Aim of the task ▸ Extract every line of the data below word for word, omitting the pictures.

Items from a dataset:
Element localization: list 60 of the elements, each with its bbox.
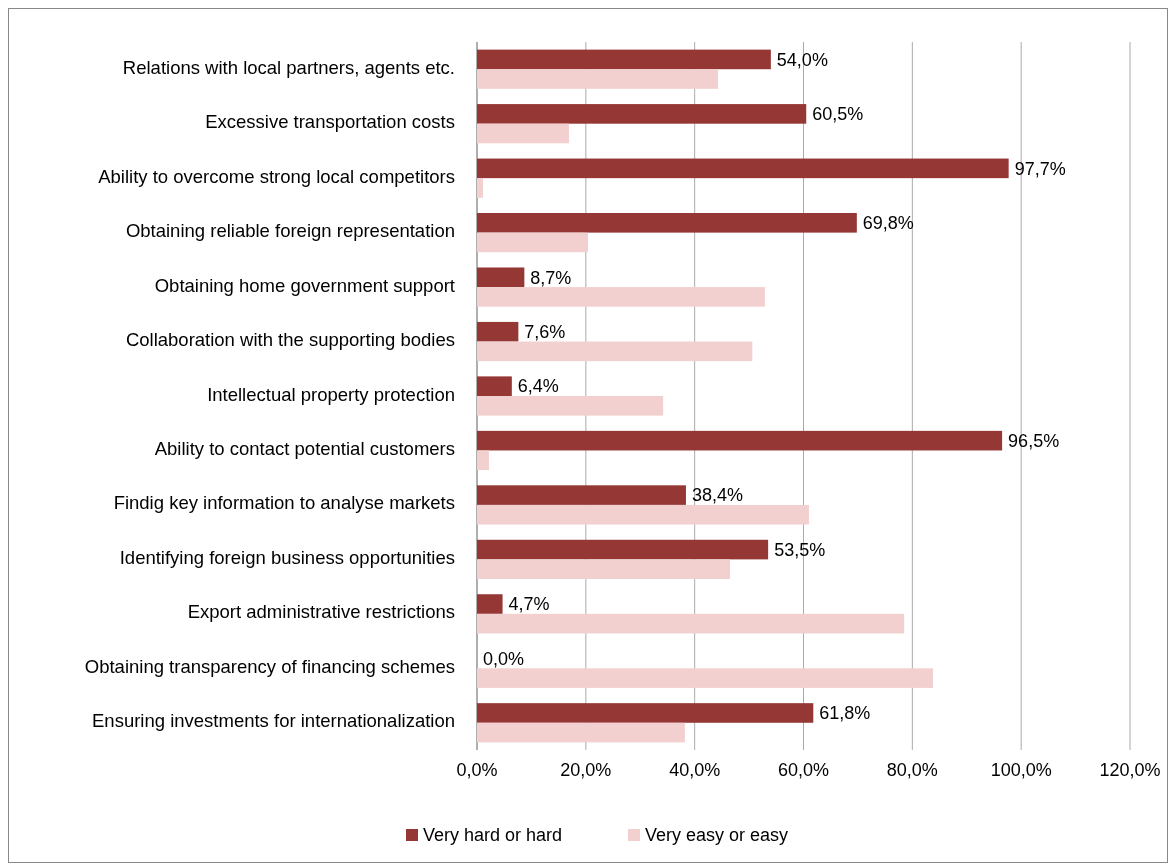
bar [477,539,769,560]
bar [477,504,809,525]
x-tick-label: 0,0% [456,760,498,780]
data-label: 54,0% [776,49,828,70]
bar [477,341,753,362]
data-label: 0,0% [483,648,525,669]
bar [477,668,934,688]
bar [477,485,686,505]
data-label: 60,5% [812,104,864,125]
y-tick-label: Intellectual property protection [207,383,455,405]
bar [477,49,771,70]
bar [477,158,1009,179]
data-label: 7,6% [524,322,566,343]
x-tick-label: 20,0% [560,760,612,780]
bar [477,123,569,144]
y-tick-label: Obtaining transparency of financing schemes [84,655,455,677]
data-label: 69,8% [862,213,914,234]
bar [477,376,512,396]
bar [477,321,519,342]
x-tick-label: 100,0% [990,760,1052,780]
y-tick-label: Excessive transportation costs [205,111,455,133]
data-label: 38,4% [691,485,744,506]
bar [477,178,483,198]
y-tick-label: Findig key information to analyse markets [113,492,455,514]
y-tick-label: Ensuring investments for internationalization [92,710,455,732]
bar [477,722,685,743]
legend-label: Very hard or hard [423,825,563,846]
bar [477,559,731,579]
y-tick-label: Ability to contact potential customers [154,437,455,459]
data-label: 96,5% [1008,430,1060,451]
bar [477,232,589,253]
x-tick-label: 60,0% [777,760,830,780]
bar [477,450,489,471]
data-label: 4,7% [508,594,550,615]
y-tick-label: Obtaining reliable foreign representation [125,220,455,242]
bar [477,396,664,416]
x-tick-label: 40,0% [669,760,721,780]
data-label: 53,5% [774,539,826,560]
bar [477,703,814,723]
data-label: 6,4% [517,376,559,397]
data-label: 61,8% [819,703,871,724]
bar [477,267,525,288]
bar [477,69,719,89]
y-tick-label: Collaboration with the supporting bodies [125,329,455,351]
data-label: 8,7% [530,267,572,288]
y-tick-label: Relations with local partners, agents etc. [122,56,455,78]
x-tick-label: 80,0% [886,760,938,780]
bar [477,213,857,233]
legend-label: Very easy or easy [645,825,789,846]
bar [477,104,807,124]
bar [477,287,765,307]
bar [477,430,1003,451]
y-tick-label: Export administrative restrictions [187,601,455,623]
x-tick-label: 120,0% [1099,760,1161,780]
y-tick-label: Obtaining home government support [154,274,455,296]
bar [477,594,503,614]
y-tick-label: Ability to overcome strong local competitors [98,165,455,187]
bar [477,613,905,634]
y-tick-label: Identifying foreign business opportunities [119,546,455,568]
data-label: 97,7% [1014,158,1066,179]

Finished task ▸
Element localization: list 60 of the elements, each with its bbox.
bar [477,539,769,560]
bar [477,504,809,525]
x-tick-label: 0,0% [456,760,498,780]
data-label: 54,0% [776,49,828,70]
bar [477,341,753,362]
data-label: 0,0% [483,648,525,669]
bar [477,668,934,688]
bar [477,485,686,505]
data-label: 60,5% [812,104,864,125]
y-tick-label: Intellectual property protection [207,383,455,405]
bar [477,49,771,70]
bar [477,158,1009,179]
data-label: 7,6% [524,322,566,343]
x-tick-label: 20,0% [560,760,612,780]
bar [477,123,569,144]
y-tick-label: Obtaining transparency of financing schemes [84,655,455,677]
data-label: 69,8% [862,213,914,234]
bar [477,376,512,396]
bar [477,321,519,342]
x-tick-label: 100,0% [990,760,1052,780]
y-tick-label: Excessive transportation costs [205,111,455,133]
data-label: 38,4% [691,485,744,506]
bar [477,178,483,198]
y-tick-label: Findig key information to analyse markets [113,492,455,514]
y-tick-label: Ensuring investments for internationalization [92,710,455,732]
bar [477,722,685,743]
legend-label: Very hard or hard [423,825,563,846]
bar [477,559,731,579]
y-tick-label: Ability to contact potential customers [154,437,455,459]
data-label: 96,5% [1008,430,1060,451]
bar [477,232,589,253]
x-tick-label: 60,0% [777,760,830,780]
bar [477,450,489,471]
data-label: 4,7% [508,594,550,615]
y-tick-label: Obtaining reliable foreign representation [125,220,455,242]
bar [477,396,664,416]
x-tick-label: 40,0% [669,760,721,780]
data-label: 53,5% [774,539,826,560]
bar [477,703,814,723]
data-label: 6,4% [517,376,559,397]
data-label: 61,8% [819,703,871,724]
bar [477,267,525,288]
bar [477,69,719,89]
y-tick-label: Collaboration with the supporting bodies [125,329,455,351]
data-label: 8,7% [530,267,572,288]
y-tick-label: Relations with local partners, agents etc. [122,56,455,78]
x-tick-label: 80,0% [886,760,938,780]
bar [477,213,857,233]
legend-label: Very easy or easy [645,825,789,846]
bar [477,104,807,124]
bar [477,287,765,307]
bar [477,430,1003,451]
y-tick-label: Export administrative restrictions [187,601,455,623]
x-tick-label: 120,0% [1099,760,1161,780]
y-tick-label: Obtaining home government support [154,274,455,296]
bar [477,594,503,614]
y-tick-label: Ability to overcome strong local competitors [98,165,455,187]
bar [477,613,905,634]
y-tick-label: Identifying foreign business opportunities [119,546,455,568]
data-label: 97,7% [1014,158,1066,179]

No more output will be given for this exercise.